▶ [Stored dataset items]:
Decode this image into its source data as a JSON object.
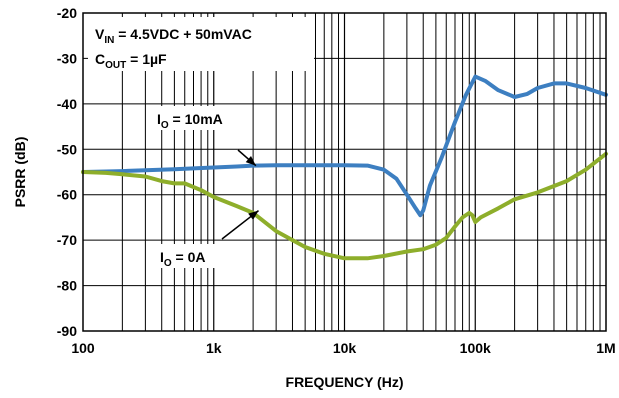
{
  "chart_data": {
    "type": "line",
    "title": "",
    "xlabel": "FREQUENCY (Hz)",
    "ylabel": "PSRR (dB)",
    "x_scale": "log",
    "xlim": [
      100,
      1000000
    ],
    "ylim": [
      -90,
      -20
    ],
    "x_ticks": [
      {
        "value": 100,
        "label": "100"
      },
      {
        "value": 1000,
        "label": "1k"
      },
      {
        "value": 10000,
        "label": "10k"
      },
      {
        "value": 100000,
        "label": "100k"
      },
      {
        "value": 1000000,
        "label": "1M"
      }
    ],
    "y_ticks": [
      {
        "value": -20,
        "label": "-20"
      },
      {
        "value": -30,
        "label": "-30"
      },
      {
        "value": -40,
        "label": "-40"
      },
      {
        "value": -50,
        "label": "-50"
      },
      {
        "value": -60,
        "label": "-60"
      },
      {
        "value": -70,
        "label": "-70"
      },
      {
        "value": -80,
        "label": "-80"
      },
      {
        "value": -90,
        "label": "-90"
      }
    ],
    "grid": true,
    "conditions": {
      "vin": {
        "main": "V",
        "sub": "IN",
        "rest": " = 4.5VDC + 50mVAC"
      },
      "cout": {
        "main": "C",
        "sub": "OUT",
        "rest": " = 1µF"
      }
    },
    "series": [
      {
        "color": "#3d7fc1",
        "label": {
          "main": "I",
          "sub": "O",
          "rest": " = 10mA",
          "anchor_x": 2100,
          "anchor_y": -53.6
        },
        "points": [
          [
            100,
            -55
          ],
          [
            150,
            -54.9
          ],
          [
            200,
            -54.8
          ],
          [
            300,
            -54.6
          ],
          [
            500,
            -54.4
          ],
          [
            700,
            -54.2
          ],
          [
            1000,
            -54.0
          ],
          [
            1500,
            -53.8
          ],
          [
            2000,
            -53.6
          ],
          [
            3000,
            -53.5
          ],
          [
            5000,
            -53.5
          ],
          [
            10000,
            -53.5
          ],
          [
            15000,
            -53.6
          ],
          [
            20000,
            -54.5
          ],
          [
            25000,
            -56.5
          ],
          [
            30000,
            -60
          ],
          [
            35000,
            -63
          ],
          [
            38000,
            -64.5
          ],
          [
            40000,
            -63.5
          ],
          [
            45000,
            -58
          ],
          [
            55000,
            -52
          ],
          [
            70000,
            -44
          ],
          [
            85000,
            -38
          ],
          [
            100000,
            -34
          ],
          [
            120000,
            -35
          ],
          [
            150000,
            -37
          ],
          [
            200000,
            -38.5
          ],
          [
            250000,
            -37.8
          ],
          [
            300000,
            -36.5
          ],
          [
            400000,
            -35.5
          ],
          [
            500000,
            -35.5
          ],
          [
            700000,
            -36.5
          ],
          [
            1000000,
            -38
          ]
        ]
      },
      {
        "color": "#8eae2b",
        "label": {
          "main": "I",
          "sub": "O",
          "rest": " = 0A",
          "anchor_x": 2200,
          "anchor_y": -63.5
        },
        "points": [
          [
            100,
            -55
          ],
          [
            150,
            -55.2
          ],
          [
            200,
            -55.5
          ],
          [
            300,
            -56
          ],
          [
            400,
            -57
          ],
          [
            500,
            -57.5
          ],
          [
            600,
            -57.5
          ],
          [
            800,
            -59
          ],
          [
            1000,
            -60.5
          ],
          [
            1500,
            -62.5
          ],
          [
            2000,
            -64
          ],
          [
            3000,
            -68
          ],
          [
            4000,
            -70
          ],
          [
            5000,
            -71.5
          ],
          [
            7000,
            -73
          ],
          [
            10000,
            -74
          ],
          [
            15000,
            -74
          ],
          [
            20000,
            -73.5
          ],
          [
            30000,
            -72.5
          ],
          [
            40000,
            -72
          ],
          [
            50000,
            -71
          ],
          [
            60000,
            -69.5
          ],
          [
            70000,
            -67
          ],
          [
            80000,
            -65
          ],
          [
            90000,
            -64
          ],
          [
            95000,
            -64.5
          ],
          [
            100000,
            -66
          ],
          [
            110000,
            -65
          ],
          [
            150000,
            -63
          ],
          [
            200000,
            -61
          ],
          [
            300000,
            -59.5
          ],
          [
            500000,
            -57
          ],
          [
            700000,
            -54.5
          ],
          [
            1000000,
            -51
          ]
        ]
      }
    ]
  }
}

▶ [PROBLEM REQUIREMENTS]:
Transcribe each line above verbatim, with the pictures left out.

▶ [SOLVED PROBLEM]:
Decode this image into its source data as a JSON object.
{
  "chart_data": {
    "type": "line",
    "title": "",
    "xlabel": "FREQUENCY (Hz)",
    "ylabel": "PSRR (dB)",
    "x_scale": "log",
    "xlim": [
      100,
      1000000
    ],
    "ylim": [
      -90,
      -20
    ],
    "x_ticks": [
      {
        "value": 100,
        "label": "100"
      },
      {
        "value": 1000,
        "label": "1k"
      },
      {
        "value": 10000,
        "label": "10k"
      },
      {
        "value": 100000,
        "label": "100k"
      },
      {
        "value": 1000000,
        "label": "1M"
      }
    ],
    "y_ticks": [
      {
        "value": -20,
        "label": "-20"
      },
      {
        "value": -30,
        "label": "-30"
      },
      {
        "value": -40,
        "label": "-40"
      },
      {
        "value": -50,
        "label": "-50"
      },
      {
        "value": -60,
        "label": "-60"
      },
      {
        "value": -70,
        "label": "-70"
      },
      {
        "value": -80,
        "label": "-80"
      },
      {
        "value": -90,
        "label": "-90"
      }
    ],
    "grid": true,
    "conditions": {
      "vin": {
        "main": "V",
        "sub": "IN",
        "rest": " = 4.5VDC + 50mVAC"
      },
      "cout": {
        "main": "C",
        "sub": "OUT",
        "rest": " = 1µF"
      }
    },
    "series": [
      {
        "color": "#3d7fc1",
        "label": {
          "main": "I",
          "sub": "O",
          "rest": " = 10mA",
          "anchor_x": 2100,
          "anchor_y": -53.6
        },
        "points": [
          [
            100,
            -55
          ],
          [
            150,
            -54.9
          ],
          [
            200,
            -54.8
          ],
          [
            300,
            -54.6
          ],
          [
            500,
            -54.4
          ],
          [
            700,
            -54.2
          ],
          [
            1000,
            -54.0
          ],
          [
            1500,
            -53.8
          ],
          [
            2000,
            -53.6
          ],
          [
            3000,
            -53.5
          ],
          [
            5000,
            -53.5
          ],
          [
            10000,
            -53.5
          ],
          [
            15000,
            -53.6
          ],
          [
            20000,
            -54.5
          ],
          [
            25000,
            -56.5
          ],
          [
            30000,
            -60
          ],
          [
            35000,
            -63
          ],
          [
            38000,
            -64.5
          ],
          [
            40000,
            -63.5
          ],
          [
            45000,
            -58
          ],
          [
            55000,
            -52
          ],
          [
            70000,
            -44
          ],
          [
            85000,
            -38
          ],
          [
            100000,
            -34
          ],
          [
            120000,
            -35
          ],
          [
            150000,
            -37
          ],
          [
            200000,
            -38.5
          ],
          [
            250000,
            -37.8
          ],
          [
            300000,
            -36.5
          ],
          [
            400000,
            -35.5
          ],
          [
            500000,
            -35.5
          ],
          [
            700000,
            -36.5
          ],
          [
            1000000,
            -38
          ]
        ]
      },
      {
        "color": "#8eae2b",
        "label": {
          "main": "I",
          "sub": "O",
          "rest": " = 0A",
          "anchor_x": 2200,
          "anchor_y": -63.5
        },
        "points": [
          [
            100,
            -55
          ],
          [
            150,
            -55.2
          ],
          [
            200,
            -55.5
          ],
          [
            300,
            -56
          ],
          [
            400,
            -57
          ],
          [
            500,
            -57.5
          ],
          [
            600,
            -57.5
          ],
          [
            800,
            -59
          ],
          [
            1000,
            -60.5
          ],
          [
            1500,
            -62.5
          ],
          [
            2000,
            -64
          ],
          [
            3000,
            -68
          ],
          [
            4000,
            -70
          ],
          [
            5000,
            -71.5
          ],
          [
            7000,
            -73
          ],
          [
            10000,
            -74
          ],
          [
            15000,
            -74
          ],
          [
            20000,
            -73.5
          ],
          [
            30000,
            -72.5
          ],
          [
            40000,
            -72
          ],
          [
            50000,
            -71
          ],
          [
            60000,
            -69.5
          ],
          [
            70000,
            -67
          ],
          [
            80000,
            -65
          ],
          [
            90000,
            -64
          ],
          [
            95000,
            -64.5
          ],
          [
            100000,
            -66
          ],
          [
            110000,
            -65
          ],
          [
            150000,
            -63
          ],
          [
            200000,
            -61
          ],
          [
            300000,
            -59.5
          ],
          [
            500000,
            -57
          ],
          [
            700000,
            -54.5
          ],
          [
            1000000,
            -51
          ]
        ]
      }
    ]
  }
}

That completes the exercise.